Dataset records on visual material
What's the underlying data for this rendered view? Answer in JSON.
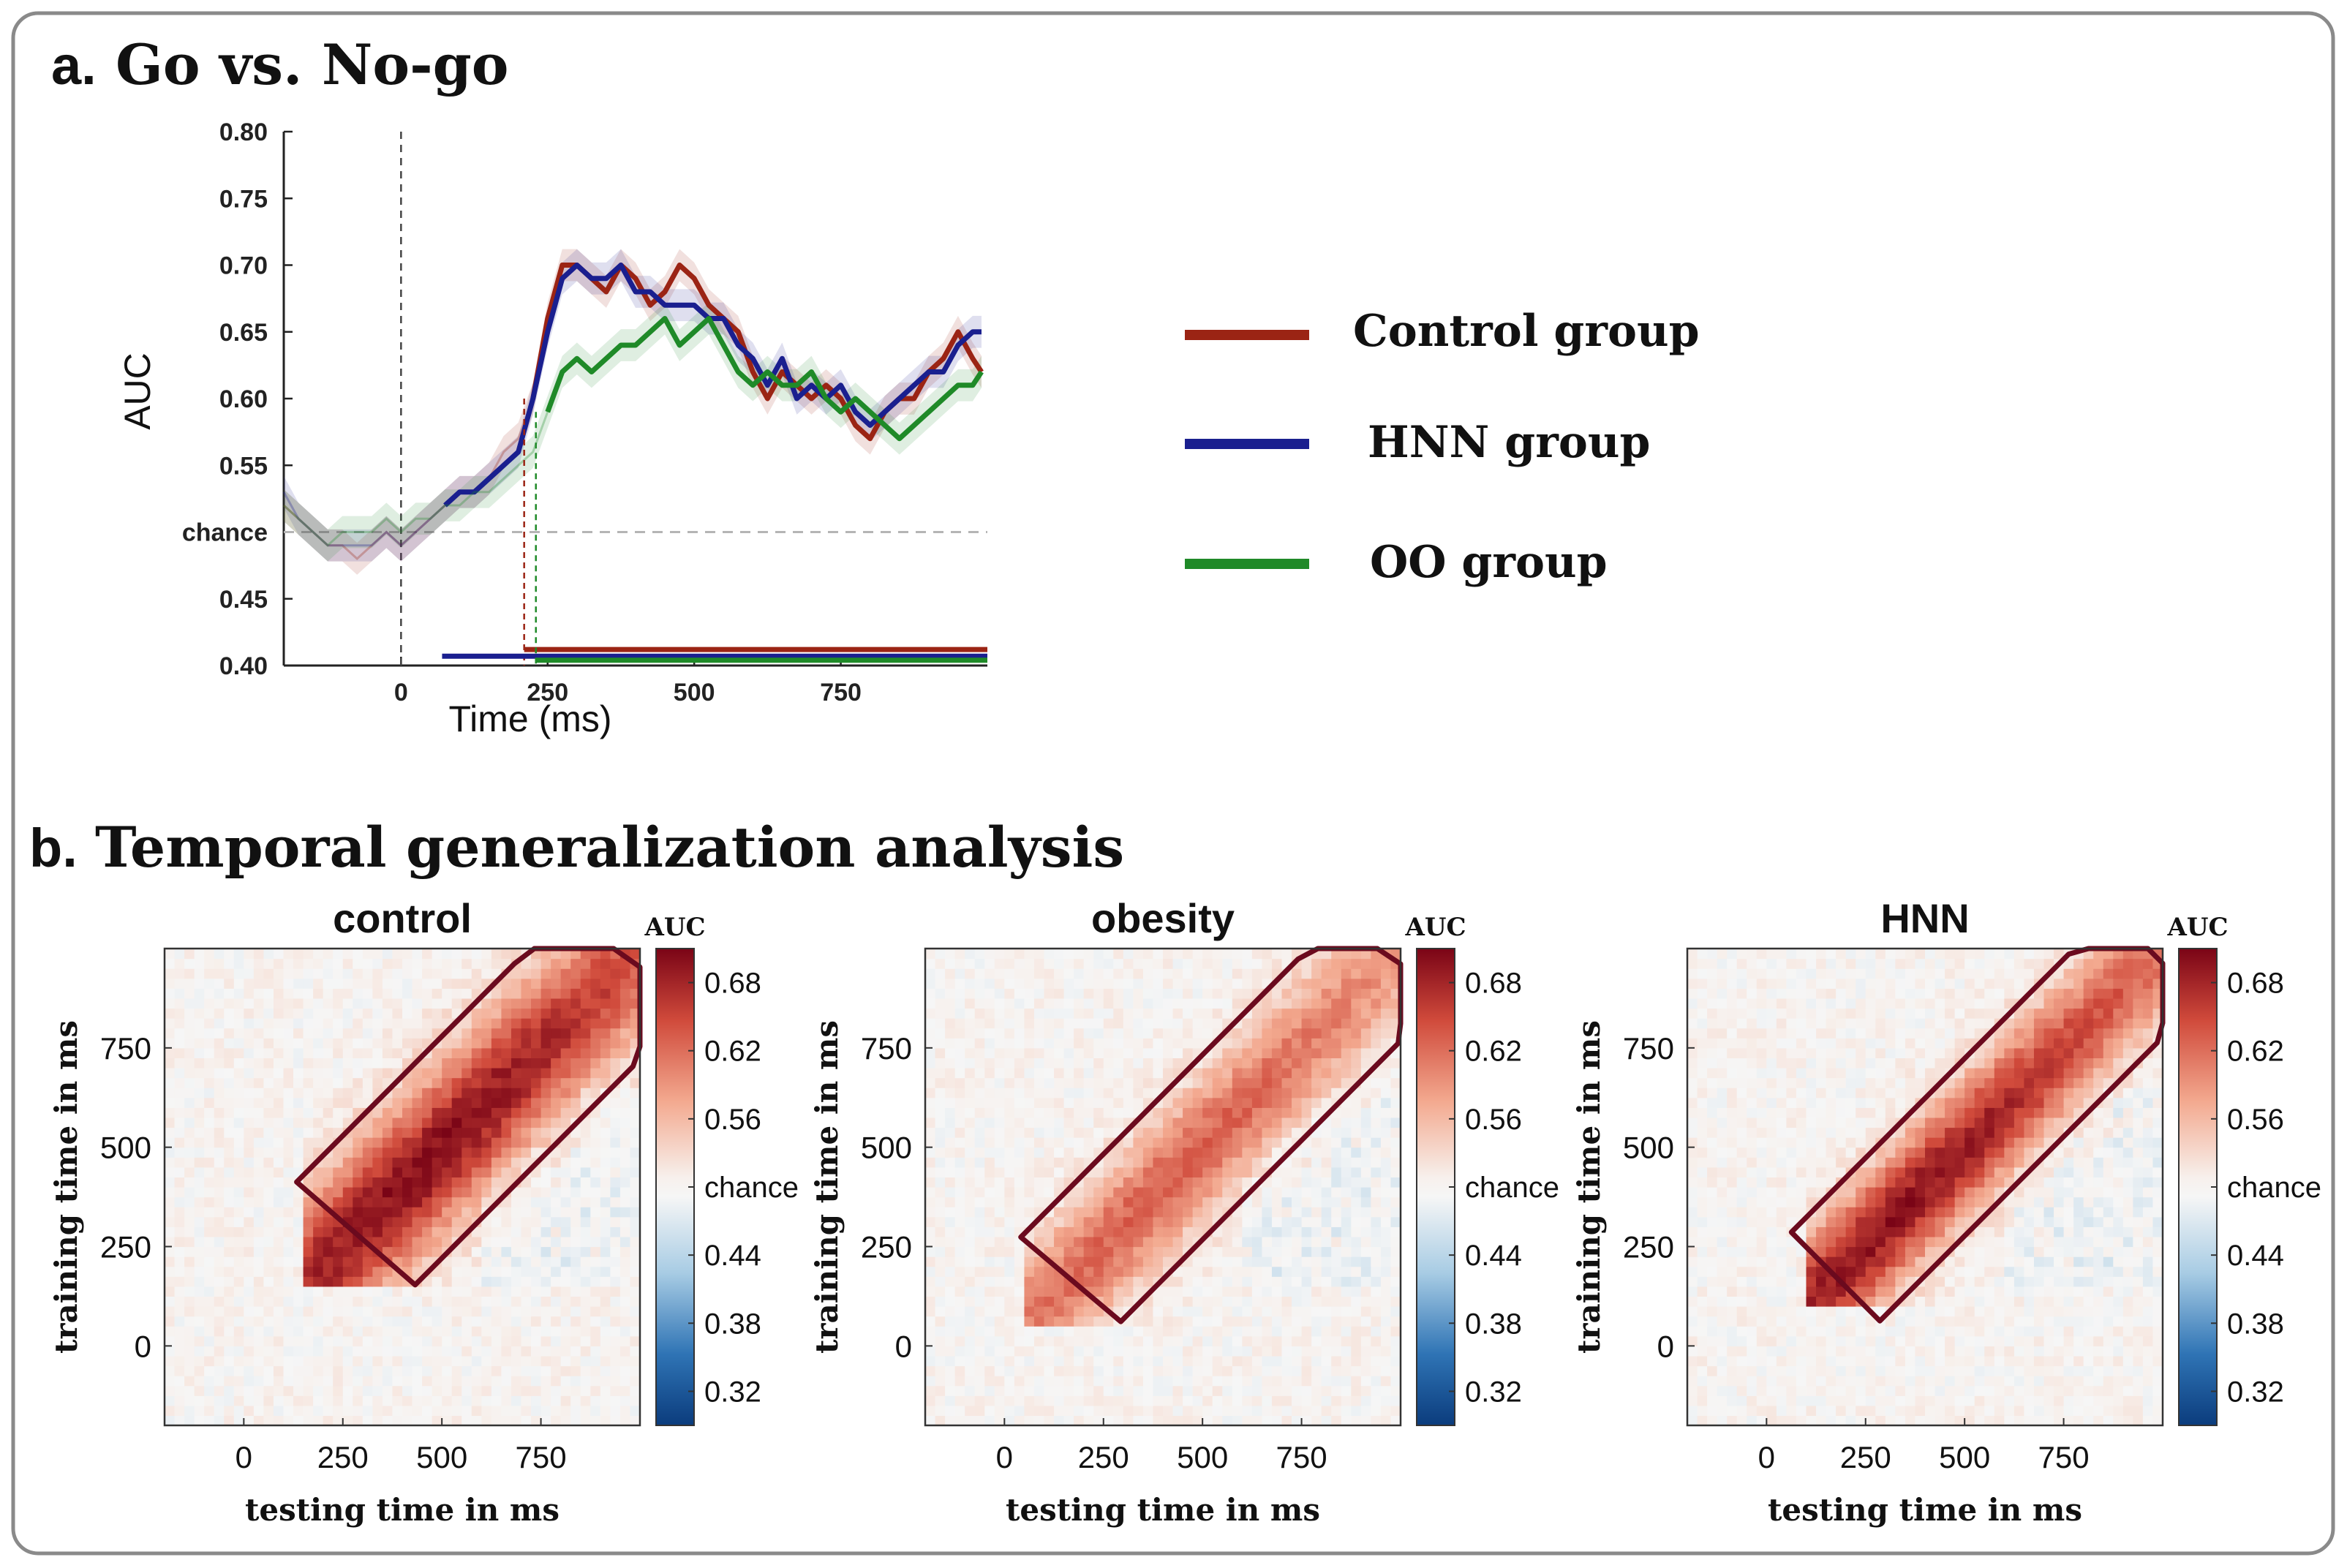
{
  "panel_a": {
    "letter": "a.",
    "title": "Go vs. No-go",
    "xlabel": "Time (ms)",
    "ylabel": "AUC",
    "chance_label": "chance",
    "x_ticks": [
      0,
      250,
      500,
      750
    ],
    "y_ticks": [
      "0.40",
      "0.45",
      "chance",
      "0.55",
      "0.60",
      "0.65",
      "0.70",
      "0.75",
      "0.80"
    ],
    "legend": [
      {
        "label": "Control group",
        "color": "#9b2414"
      },
      {
        "label": "HNN group",
        "color": "#1a1f8f"
      },
      {
        "label": "OO group",
        "color": "#1f8a28"
      }
    ]
  },
  "panel_b": {
    "letter": "b.",
    "title": "Temporal generalization analysis",
    "xlabel": "testing time in ms",
    "ylabel": "training time in ms",
    "colorbar_title": "AUC",
    "colorbar_ticks": [
      "0.68",
      "0.62",
      "0.56",
      "chance",
      "0.44",
      "0.38",
      "0.32"
    ],
    "x_ticks": [
      0,
      250,
      500,
      750
    ],
    "y_ticks": [
      750,
      500,
      250,
      0
    ],
    "maps": [
      {
        "title": "control"
      },
      {
        "title": "obesity"
      },
      {
        "title": "HNN"
      }
    ]
  },
  "chart_data": [
    {
      "type": "line",
      "title": "Go vs. No-go",
      "xlabel": "Time (ms)",
      "ylabel": "AUC",
      "xlim": [
        -200,
        1000
      ],
      "ylim": [
        0.4,
        0.8
      ],
      "chance": 0.5,
      "series": [
        {
          "name": "Control group",
          "color": "#9b2414",
          "x": [
            -200,
            -175,
            -150,
            -125,
            -100,
            -75,
            -50,
            -25,
            0,
            25,
            50,
            75,
            100,
            125,
            150,
            175,
            200,
            225,
            250,
            275,
            300,
            325,
            350,
            375,
            400,
            425,
            450,
            475,
            500,
            525,
            550,
            575,
            600,
            625,
            650,
            675,
            700,
            725,
            750,
            775,
            800,
            825,
            850,
            875,
            900,
            925,
            950,
            975,
            990
          ],
          "y": [
            0.52,
            0.51,
            0.5,
            0.49,
            0.49,
            0.48,
            0.49,
            0.5,
            0.49,
            0.5,
            0.51,
            0.52,
            0.53,
            0.53,
            0.54,
            0.56,
            0.57,
            0.6,
            0.66,
            0.7,
            0.7,
            0.69,
            0.68,
            0.7,
            0.69,
            0.67,
            0.68,
            0.7,
            0.69,
            0.67,
            0.66,
            0.65,
            0.62,
            0.6,
            0.62,
            0.61,
            0.6,
            0.61,
            0.6,
            0.58,
            0.57,
            0.59,
            0.6,
            0.6,
            0.62,
            0.63,
            0.65,
            0.63,
            0.62
          ],
          "significant_from": 210
        },
        {
          "name": "HNN group",
          "color": "#1a1f8f",
          "x": [
            -200,
            -175,
            -150,
            -125,
            -100,
            -75,
            -50,
            -25,
            0,
            25,
            50,
            75,
            100,
            125,
            150,
            175,
            200,
            225,
            250,
            275,
            300,
            325,
            350,
            375,
            400,
            425,
            450,
            475,
            500,
            525,
            550,
            575,
            600,
            625,
            650,
            675,
            700,
            725,
            750,
            775,
            800,
            825,
            850,
            875,
            900,
            925,
            950,
            975,
            990
          ],
          "y": [
            0.53,
            0.51,
            0.5,
            0.49,
            0.49,
            0.49,
            0.49,
            0.5,
            0.49,
            0.5,
            0.51,
            0.52,
            0.53,
            0.53,
            0.54,
            0.55,
            0.56,
            0.6,
            0.65,
            0.69,
            0.7,
            0.69,
            0.69,
            0.7,
            0.68,
            0.68,
            0.67,
            0.67,
            0.67,
            0.66,
            0.66,
            0.64,
            0.63,
            0.61,
            0.63,
            0.6,
            0.61,
            0.6,
            0.61,
            0.59,
            0.58,
            0.59,
            0.6,
            0.61,
            0.62,
            0.62,
            0.64,
            0.65,
            0.65
          ],
          "significant_from": 70
        },
        {
          "name": "OO group",
          "color": "#1f8a28",
          "x": [
            -200,
            -175,
            -150,
            -125,
            -100,
            -75,
            -50,
            -25,
            0,
            25,
            50,
            75,
            100,
            125,
            150,
            175,
            200,
            225,
            250,
            275,
            300,
            325,
            350,
            375,
            400,
            425,
            450,
            475,
            500,
            525,
            550,
            575,
            600,
            625,
            650,
            675,
            700,
            725,
            750,
            775,
            800,
            825,
            850,
            875,
            900,
            925,
            950,
            975,
            990
          ],
          "y": [
            0.52,
            0.51,
            0.5,
            0.49,
            0.5,
            0.5,
            0.5,
            0.51,
            0.5,
            0.51,
            0.51,
            0.52,
            0.52,
            0.53,
            0.53,
            0.54,
            0.55,
            0.56,
            0.59,
            0.62,
            0.63,
            0.62,
            0.63,
            0.64,
            0.64,
            0.65,
            0.66,
            0.64,
            0.65,
            0.66,
            0.64,
            0.62,
            0.61,
            0.62,
            0.61,
            0.61,
            0.62,
            0.6,
            0.59,
            0.6,
            0.59,
            0.58,
            0.57,
            0.58,
            0.59,
            0.6,
            0.61,
            0.61,
            0.62
          ],
          "significant_from": 230
        }
      ]
    },
    {
      "type": "heatmap",
      "title": "control",
      "xlabel": "testing time in ms",
      "ylabel": "training time in ms",
      "xlim": [
        -200,
        1000
      ],
      "ylim": [
        -200,
        1000
      ],
      "clim": [
        0.29,
        0.71
      ],
      "peak": {
        "train": 460,
        "test": 480,
        "auc": 0.7
      },
      "significant_region": "diagonal cluster from ~150 ms to ~1000 ms"
    },
    {
      "type": "heatmap",
      "title": "obesity",
      "xlabel": "testing time in ms",
      "ylabel": "training time in ms",
      "xlim": [
        -200,
        1000
      ],
      "ylim": [
        -200,
        1000
      ],
      "clim": [
        0.29,
        0.71
      ],
      "peak": {
        "train": 420,
        "test": 440,
        "auc": 0.66
      },
      "significant_region": "diagonal cluster from ~50 ms to ~1000 ms"
    },
    {
      "type": "heatmap",
      "title": "HNN",
      "xlabel": "testing time in ms",
      "ylabel": "training time in ms",
      "xlim": [
        -200,
        1000
      ],
      "ylim": [
        -200,
        1000
      ],
      "clim": [
        0.29,
        0.71
      ],
      "peak": {
        "train": 330,
        "test": 330,
        "auc": 0.7
      },
      "significant_region": "diagonal cluster from ~80 ms to ~1000 ms"
    }
  ]
}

→ **Instructions for the task**
Give the data again exactly as written, with all pictures left out.

→ **Result of the task**
What's the underlying data for this rendered view? Answer in JSON.
{
  "panel_a": {
    "letter": "a.",
    "title": "Go vs. No-go",
    "xlabel": "Time (ms)",
    "ylabel": "AUC",
    "chance_label": "chance",
    "x_ticks": [
      0,
      250,
      500,
      750
    ],
    "y_ticks": [
      "0.40",
      "0.45",
      "chance",
      "0.55",
      "0.60",
      "0.65",
      "0.70",
      "0.75",
      "0.80"
    ],
    "legend": [
      {
        "label": "Control group",
        "color": "#9b2414"
      },
      {
        "label": "HNN group",
        "color": "#1a1f8f"
      },
      {
        "label": "OO group",
        "color": "#1f8a28"
      }
    ]
  },
  "panel_b": {
    "letter": "b.",
    "title": "Temporal generalization analysis",
    "xlabel": "testing time in ms",
    "ylabel": "training time in ms",
    "colorbar_title": "AUC",
    "colorbar_ticks": [
      "0.68",
      "0.62",
      "0.56",
      "chance",
      "0.44",
      "0.38",
      "0.32"
    ],
    "x_ticks": [
      0,
      250,
      500,
      750
    ],
    "y_ticks": [
      750,
      500,
      250,
      0
    ],
    "maps": [
      {
        "title": "control"
      },
      {
        "title": "obesity"
      },
      {
        "title": "HNN"
      }
    ]
  },
  "chart_data": [
    {
      "type": "line",
      "title": "Go vs. No-go",
      "xlabel": "Time (ms)",
      "ylabel": "AUC",
      "xlim": [
        -200,
        1000
      ],
      "ylim": [
        0.4,
        0.8
      ],
      "chance": 0.5,
      "series": [
        {
          "name": "Control group",
          "color": "#9b2414",
          "x": [
            -200,
            -175,
            -150,
            -125,
            -100,
            -75,
            -50,
            -25,
            0,
            25,
            50,
            75,
            100,
            125,
            150,
            175,
            200,
            225,
            250,
            275,
            300,
            325,
            350,
            375,
            400,
            425,
            450,
            475,
            500,
            525,
            550,
            575,
            600,
            625,
            650,
            675,
            700,
            725,
            750,
            775,
            800,
            825,
            850,
            875,
            900,
            925,
            950,
            975,
            990
          ],
          "y": [
            0.52,
            0.51,
            0.5,
            0.49,
            0.49,
            0.48,
            0.49,
            0.5,
            0.49,
            0.5,
            0.51,
            0.52,
            0.53,
            0.53,
            0.54,
            0.56,
            0.57,
            0.6,
            0.66,
            0.7,
            0.7,
            0.69,
            0.68,
            0.7,
            0.69,
            0.67,
            0.68,
            0.7,
            0.69,
            0.67,
            0.66,
            0.65,
            0.62,
            0.6,
            0.62,
            0.61,
            0.6,
            0.61,
            0.6,
            0.58,
            0.57,
            0.59,
            0.6,
            0.6,
            0.62,
            0.63,
            0.65,
            0.63,
            0.62
          ],
          "significant_from": 210
        },
        {
          "name": "HNN group",
          "color": "#1a1f8f",
          "x": [
            -200,
            -175,
            -150,
            -125,
            -100,
            -75,
            -50,
            -25,
            0,
            25,
            50,
            75,
            100,
            125,
            150,
            175,
            200,
            225,
            250,
            275,
            300,
            325,
            350,
            375,
            400,
            425,
            450,
            475,
            500,
            525,
            550,
            575,
            600,
            625,
            650,
            675,
            700,
            725,
            750,
            775,
            800,
            825,
            850,
            875,
            900,
            925,
            950,
            975,
            990
          ],
          "y": [
            0.53,
            0.51,
            0.5,
            0.49,
            0.49,
            0.49,
            0.49,
            0.5,
            0.49,
            0.5,
            0.51,
            0.52,
            0.53,
            0.53,
            0.54,
            0.55,
            0.56,
            0.6,
            0.65,
            0.69,
            0.7,
            0.69,
            0.69,
            0.7,
            0.68,
            0.68,
            0.67,
            0.67,
            0.67,
            0.66,
            0.66,
            0.64,
            0.63,
            0.61,
            0.63,
            0.6,
            0.61,
            0.6,
            0.61,
            0.59,
            0.58,
            0.59,
            0.6,
            0.61,
            0.62,
            0.62,
            0.64,
            0.65,
            0.65
          ],
          "significant_from": 70
        },
        {
          "name": "OO group",
          "color": "#1f8a28",
          "x": [
            -200,
            -175,
            -150,
            -125,
            -100,
            -75,
            -50,
            -25,
            0,
            25,
            50,
            75,
            100,
            125,
            150,
            175,
            200,
            225,
            250,
            275,
            300,
            325,
            350,
            375,
            400,
            425,
            450,
            475,
            500,
            525,
            550,
            575,
            600,
            625,
            650,
            675,
            700,
            725,
            750,
            775,
            800,
            825,
            850,
            875,
            900,
            925,
            950,
            975,
            990
          ],
          "y": [
            0.52,
            0.51,
            0.5,
            0.49,
            0.5,
            0.5,
            0.5,
            0.51,
            0.5,
            0.51,
            0.51,
            0.52,
            0.52,
            0.53,
            0.53,
            0.54,
            0.55,
            0.56,
            0.59,
            0.62,
            0.63,
            0.62,
            0.63,
            0.64,
            0.64,
            0.65,
            0.66,
            0.64,
            0.65,
            0.66,
            0.64,
            0.62,
            0.61,
            0.62,
            0.61,
            0.61,
            0.62,
            0.6,
            0.59,
            0.6,
            0.59,
            0.58,
            0.57,
            0.58,
            0.59,
            0.6,
            0.61,
            0.61,
            0.62
          ],
          "significant_from": 230
        }
      ]
    },
    {
      "type": "heatmap",
      "title": "control",
      "xlabel": "testing time in ms",
      "ylabel": "training time in ms",
      "xlim": [
        -200,
        1000
      ],
      "ylim": [
        -200,
        1000
      ],
      "clim": [
        0.29,
        0.71
      ],
      "peak": {
        "train": 460,
        "test": 480,
        "auc": 0.7
      },
      "significant_region": "diagonal cluster from ~150 ms to ~1000 ms"
    },
    {
      "type": "heatmap",
      "title": "obesity",
      "xlabel": "testing time in ms",
      "ylabel": "training time in ms",
      "xlim": [
        -200,
        1000
      ],
      "ylim": [
        -200,
        1000
      ],
      "clim": [
        0.29,
        0.71
      ],
      "peak": {
        "train": 420,
        "test": 440,
        "auc": 0.66
      },
      "significant_region": "diagonal cluster from ~50 ms to ~1000 ms"
    },
    {
      "type": "heatmap",
      "title": "HNN",
      "xlabel": "testing time in ms",
      "ylabel": "training time in ms",
      "xlim": [
        -200,
        1000
      ],
      "ylim": [
        -200,
        1000
      ],
      "clim": [
        0.29,
        0.71
      ],
      "peak": {
        "train": 330,
        "test": 330,
        "auc": 0.7
      },
      "significant_region": "diagonal cluster from ~80 ms to ~1000 ms"
    }
  ]
}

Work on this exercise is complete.